• _Goal_:
In the entries below, find the lines with the word "CALLICERA" and copy them.

Extracted data entries:
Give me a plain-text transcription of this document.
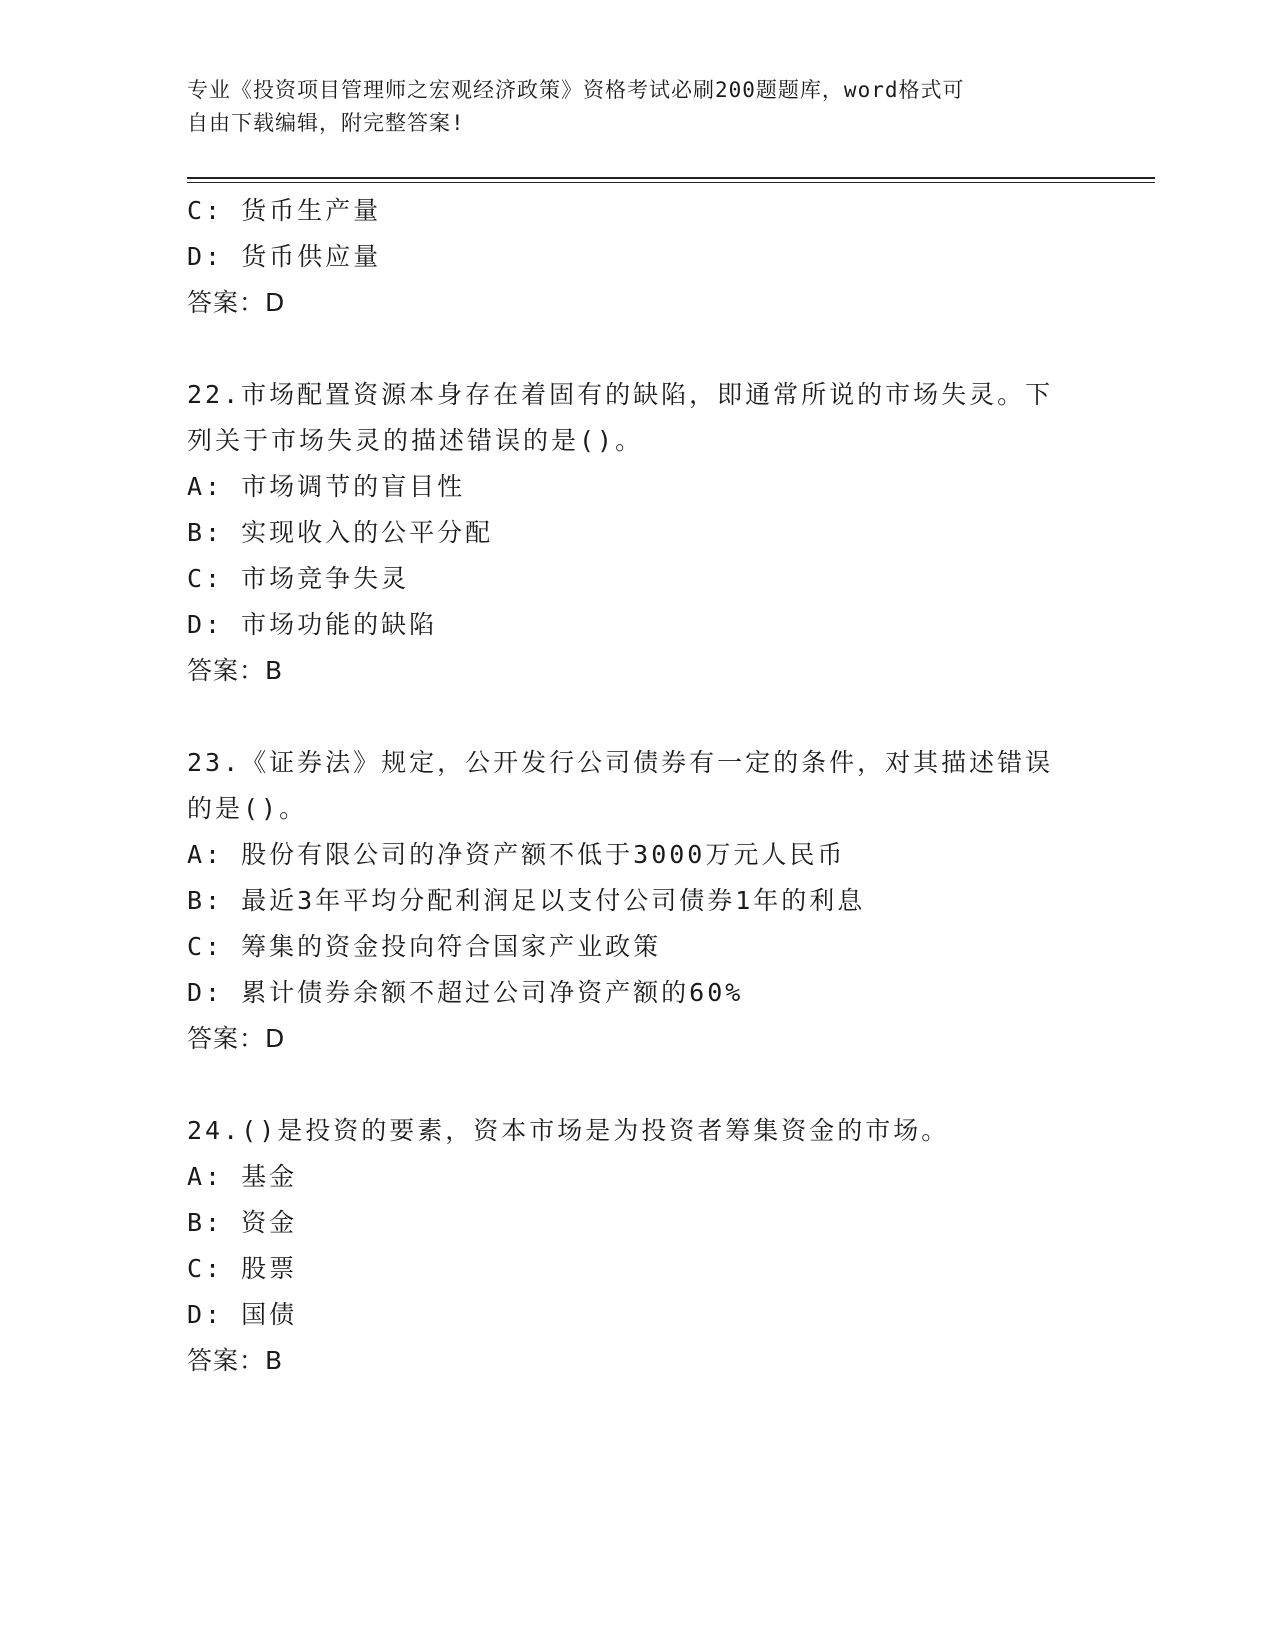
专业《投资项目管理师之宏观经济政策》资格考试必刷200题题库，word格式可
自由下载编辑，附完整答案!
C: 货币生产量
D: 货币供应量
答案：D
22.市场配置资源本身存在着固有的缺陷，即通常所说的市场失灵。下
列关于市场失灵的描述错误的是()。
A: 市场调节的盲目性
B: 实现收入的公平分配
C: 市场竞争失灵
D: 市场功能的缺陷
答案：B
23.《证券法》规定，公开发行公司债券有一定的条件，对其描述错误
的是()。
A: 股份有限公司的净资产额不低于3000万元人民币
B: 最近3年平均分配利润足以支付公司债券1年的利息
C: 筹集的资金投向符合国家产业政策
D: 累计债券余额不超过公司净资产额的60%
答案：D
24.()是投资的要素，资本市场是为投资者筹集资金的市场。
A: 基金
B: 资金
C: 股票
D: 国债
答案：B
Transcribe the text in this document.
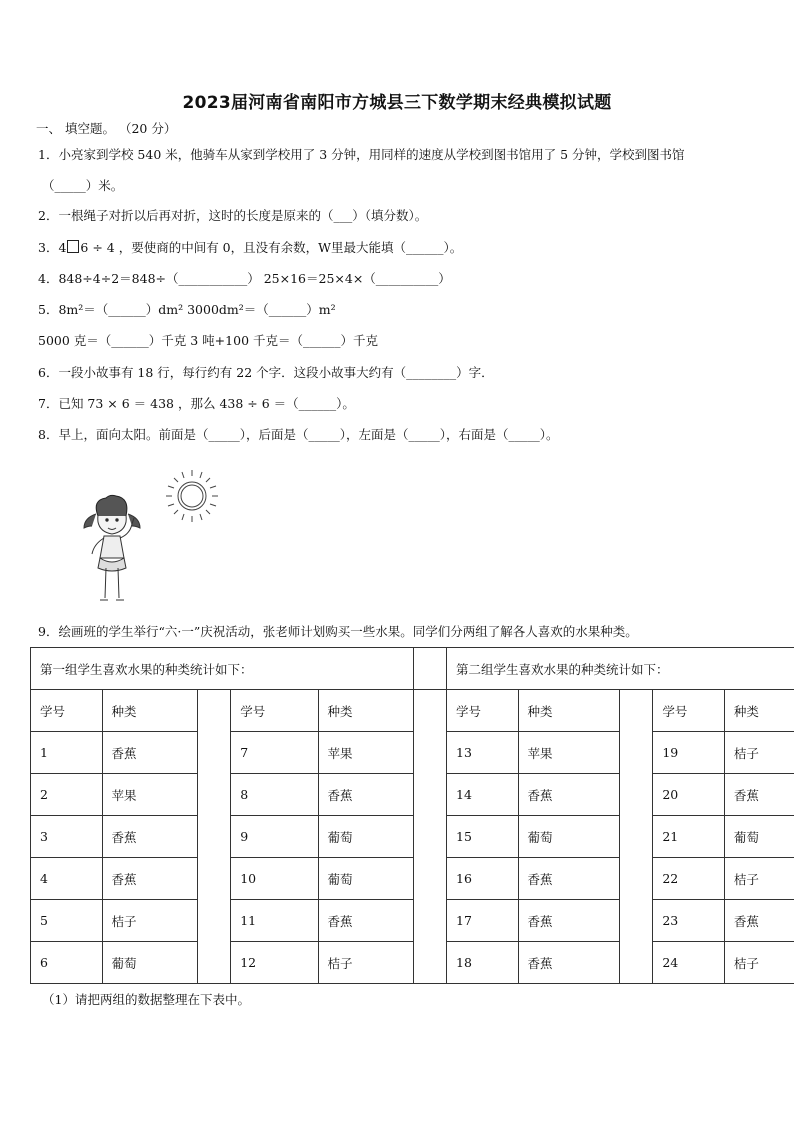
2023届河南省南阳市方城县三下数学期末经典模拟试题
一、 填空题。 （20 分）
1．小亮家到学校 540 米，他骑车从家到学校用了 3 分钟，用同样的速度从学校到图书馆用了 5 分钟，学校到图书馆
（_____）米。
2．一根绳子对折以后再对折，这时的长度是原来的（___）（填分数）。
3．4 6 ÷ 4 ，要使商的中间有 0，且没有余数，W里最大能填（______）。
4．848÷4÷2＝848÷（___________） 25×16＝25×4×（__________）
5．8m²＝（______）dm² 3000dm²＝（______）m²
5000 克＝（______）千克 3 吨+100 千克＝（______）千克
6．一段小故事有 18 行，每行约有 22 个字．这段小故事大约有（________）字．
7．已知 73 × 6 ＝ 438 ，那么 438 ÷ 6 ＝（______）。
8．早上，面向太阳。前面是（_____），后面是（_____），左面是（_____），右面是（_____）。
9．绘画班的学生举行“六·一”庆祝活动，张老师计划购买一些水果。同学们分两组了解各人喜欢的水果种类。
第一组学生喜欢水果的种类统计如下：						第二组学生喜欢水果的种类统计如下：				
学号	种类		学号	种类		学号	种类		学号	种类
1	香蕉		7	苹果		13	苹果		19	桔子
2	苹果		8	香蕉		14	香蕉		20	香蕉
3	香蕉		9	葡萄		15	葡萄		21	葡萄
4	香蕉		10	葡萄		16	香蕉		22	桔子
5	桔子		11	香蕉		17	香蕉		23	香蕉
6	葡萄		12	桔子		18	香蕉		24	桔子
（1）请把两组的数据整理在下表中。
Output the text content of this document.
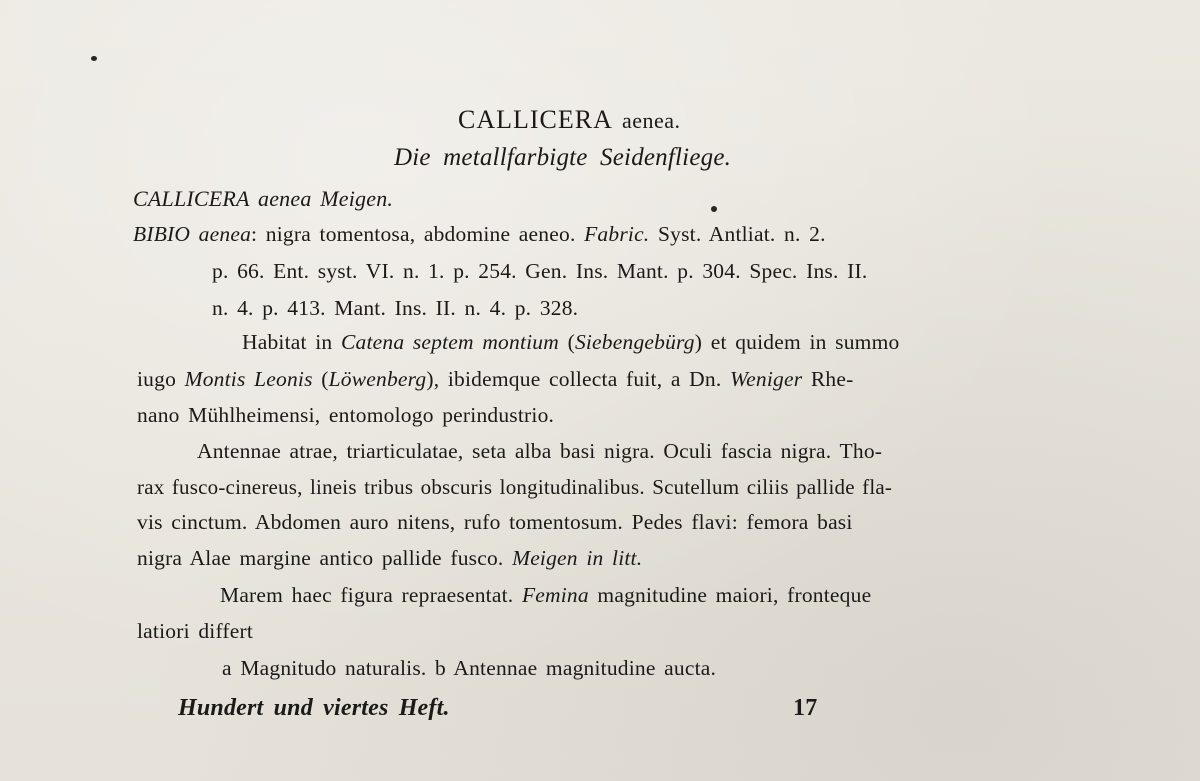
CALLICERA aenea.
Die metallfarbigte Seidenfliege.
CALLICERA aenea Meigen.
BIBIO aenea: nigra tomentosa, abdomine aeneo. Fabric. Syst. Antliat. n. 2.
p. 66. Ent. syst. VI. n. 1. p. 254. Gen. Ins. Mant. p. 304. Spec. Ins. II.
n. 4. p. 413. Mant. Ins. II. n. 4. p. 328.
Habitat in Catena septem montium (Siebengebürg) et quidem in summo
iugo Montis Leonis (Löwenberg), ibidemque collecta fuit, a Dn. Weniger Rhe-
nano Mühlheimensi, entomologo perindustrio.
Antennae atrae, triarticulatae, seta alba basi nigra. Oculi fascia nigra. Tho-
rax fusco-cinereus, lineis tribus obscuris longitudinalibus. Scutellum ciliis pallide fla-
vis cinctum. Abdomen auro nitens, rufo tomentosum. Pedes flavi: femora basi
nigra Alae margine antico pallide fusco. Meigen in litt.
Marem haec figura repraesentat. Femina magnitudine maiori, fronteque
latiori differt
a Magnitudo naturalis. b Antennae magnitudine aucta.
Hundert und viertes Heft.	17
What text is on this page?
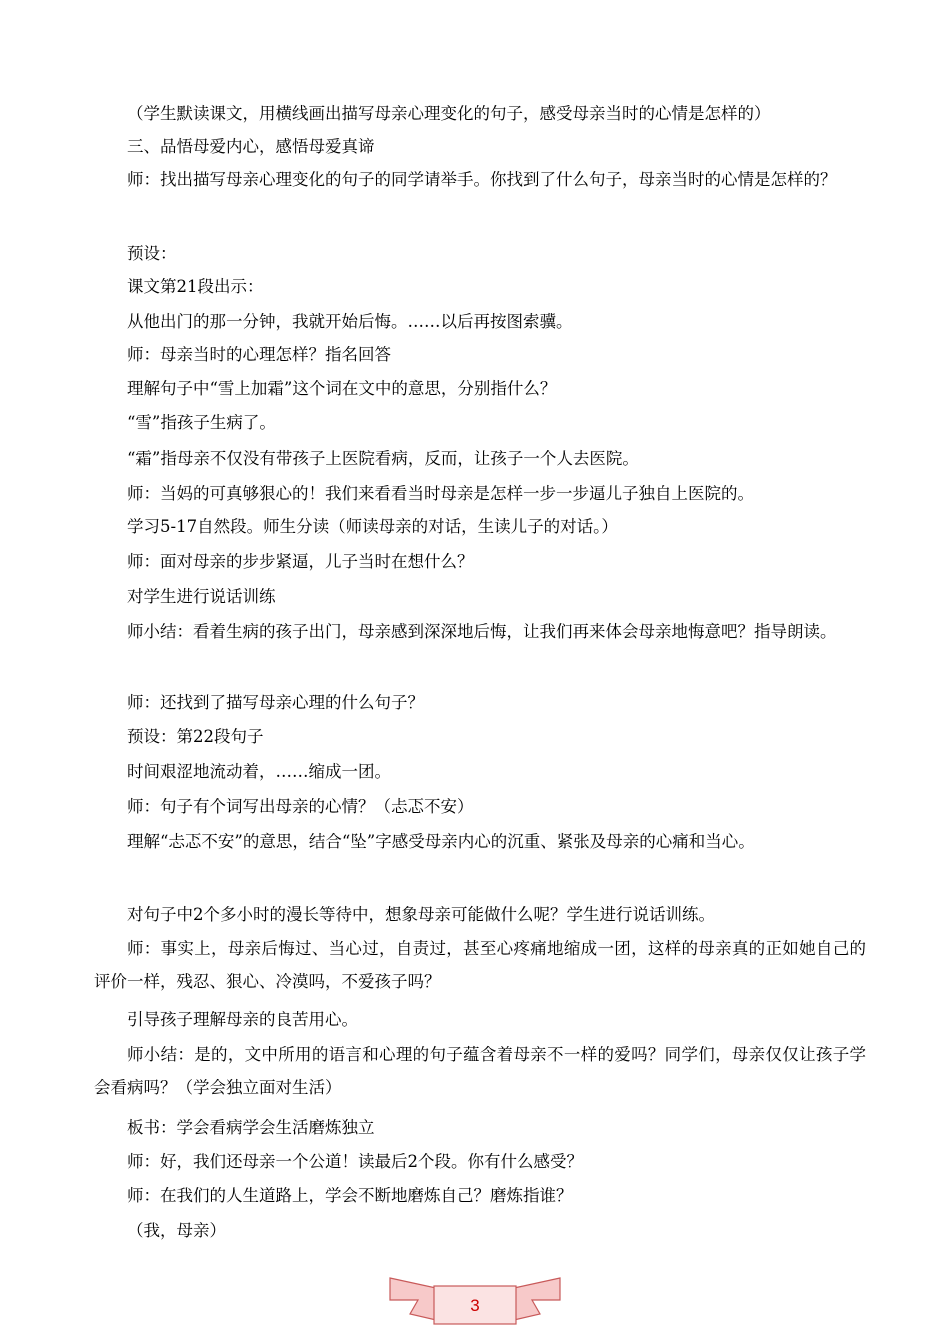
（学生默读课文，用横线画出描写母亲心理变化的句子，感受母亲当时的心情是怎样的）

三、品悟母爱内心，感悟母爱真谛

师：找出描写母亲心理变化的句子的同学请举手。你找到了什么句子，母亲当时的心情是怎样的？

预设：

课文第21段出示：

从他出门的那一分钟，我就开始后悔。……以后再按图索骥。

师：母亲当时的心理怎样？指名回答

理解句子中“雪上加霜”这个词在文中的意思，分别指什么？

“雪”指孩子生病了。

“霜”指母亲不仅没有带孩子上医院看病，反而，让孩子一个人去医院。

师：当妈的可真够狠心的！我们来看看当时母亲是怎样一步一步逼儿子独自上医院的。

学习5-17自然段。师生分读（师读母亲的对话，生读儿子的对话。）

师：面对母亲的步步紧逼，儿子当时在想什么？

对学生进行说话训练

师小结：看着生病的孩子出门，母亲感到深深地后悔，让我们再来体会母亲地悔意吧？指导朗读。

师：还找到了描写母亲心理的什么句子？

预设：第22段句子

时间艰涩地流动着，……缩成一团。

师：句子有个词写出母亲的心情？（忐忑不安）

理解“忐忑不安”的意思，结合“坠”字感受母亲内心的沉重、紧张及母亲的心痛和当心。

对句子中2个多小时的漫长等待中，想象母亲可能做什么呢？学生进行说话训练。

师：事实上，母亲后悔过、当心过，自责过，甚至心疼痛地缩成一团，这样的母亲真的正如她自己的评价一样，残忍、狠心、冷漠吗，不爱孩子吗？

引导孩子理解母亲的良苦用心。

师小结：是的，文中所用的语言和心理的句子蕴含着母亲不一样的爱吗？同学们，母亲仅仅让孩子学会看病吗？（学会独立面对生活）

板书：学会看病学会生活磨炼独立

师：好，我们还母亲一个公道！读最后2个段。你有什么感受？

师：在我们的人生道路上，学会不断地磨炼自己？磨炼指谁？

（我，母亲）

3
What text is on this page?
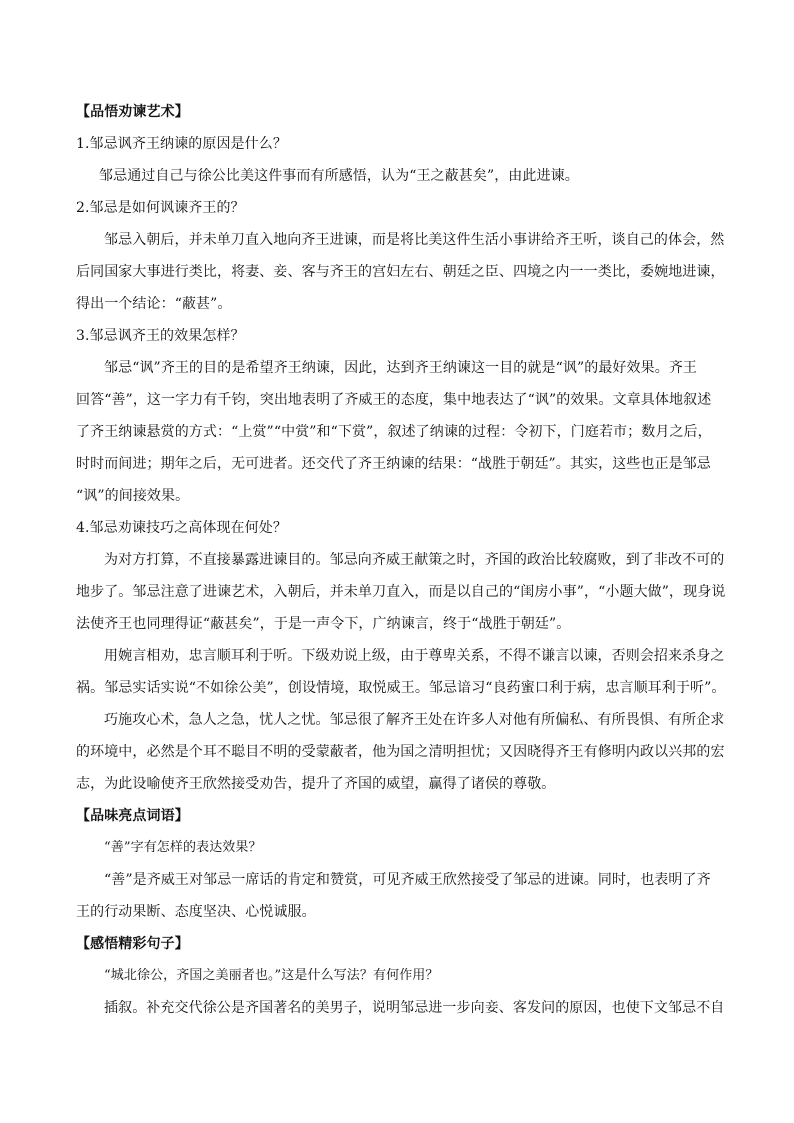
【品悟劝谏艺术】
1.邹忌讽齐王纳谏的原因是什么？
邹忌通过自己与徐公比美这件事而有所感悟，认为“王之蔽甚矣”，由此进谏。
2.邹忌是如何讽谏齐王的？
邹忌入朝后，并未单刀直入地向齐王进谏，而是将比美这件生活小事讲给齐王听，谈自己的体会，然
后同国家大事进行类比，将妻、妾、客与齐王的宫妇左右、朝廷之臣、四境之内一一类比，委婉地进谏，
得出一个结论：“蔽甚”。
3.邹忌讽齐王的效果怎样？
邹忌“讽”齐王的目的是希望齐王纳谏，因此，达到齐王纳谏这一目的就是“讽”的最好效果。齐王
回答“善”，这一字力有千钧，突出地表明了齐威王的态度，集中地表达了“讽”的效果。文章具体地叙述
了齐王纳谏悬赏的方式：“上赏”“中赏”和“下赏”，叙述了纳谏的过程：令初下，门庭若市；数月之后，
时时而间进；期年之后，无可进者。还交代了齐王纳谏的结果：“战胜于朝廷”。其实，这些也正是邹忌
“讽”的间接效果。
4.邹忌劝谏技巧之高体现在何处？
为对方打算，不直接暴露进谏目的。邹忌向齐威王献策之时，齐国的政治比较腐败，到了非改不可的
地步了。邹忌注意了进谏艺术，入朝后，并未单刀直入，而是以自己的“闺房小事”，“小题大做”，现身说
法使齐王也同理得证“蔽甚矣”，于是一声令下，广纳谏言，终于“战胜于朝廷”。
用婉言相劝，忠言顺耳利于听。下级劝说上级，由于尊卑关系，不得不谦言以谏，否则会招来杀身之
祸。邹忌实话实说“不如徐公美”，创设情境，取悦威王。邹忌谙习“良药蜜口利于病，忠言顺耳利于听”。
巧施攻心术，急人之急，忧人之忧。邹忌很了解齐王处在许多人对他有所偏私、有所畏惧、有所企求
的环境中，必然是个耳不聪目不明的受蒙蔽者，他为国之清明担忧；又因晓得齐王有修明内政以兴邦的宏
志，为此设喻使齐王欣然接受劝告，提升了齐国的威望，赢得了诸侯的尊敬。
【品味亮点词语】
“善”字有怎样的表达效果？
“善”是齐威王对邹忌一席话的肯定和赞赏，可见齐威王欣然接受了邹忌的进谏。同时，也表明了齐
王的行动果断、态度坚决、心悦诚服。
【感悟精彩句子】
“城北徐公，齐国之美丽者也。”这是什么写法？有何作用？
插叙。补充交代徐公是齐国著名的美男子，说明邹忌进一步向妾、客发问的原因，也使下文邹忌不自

• _Response below_:
CALLICERA aenea.
CALLICERA aenea Meigen.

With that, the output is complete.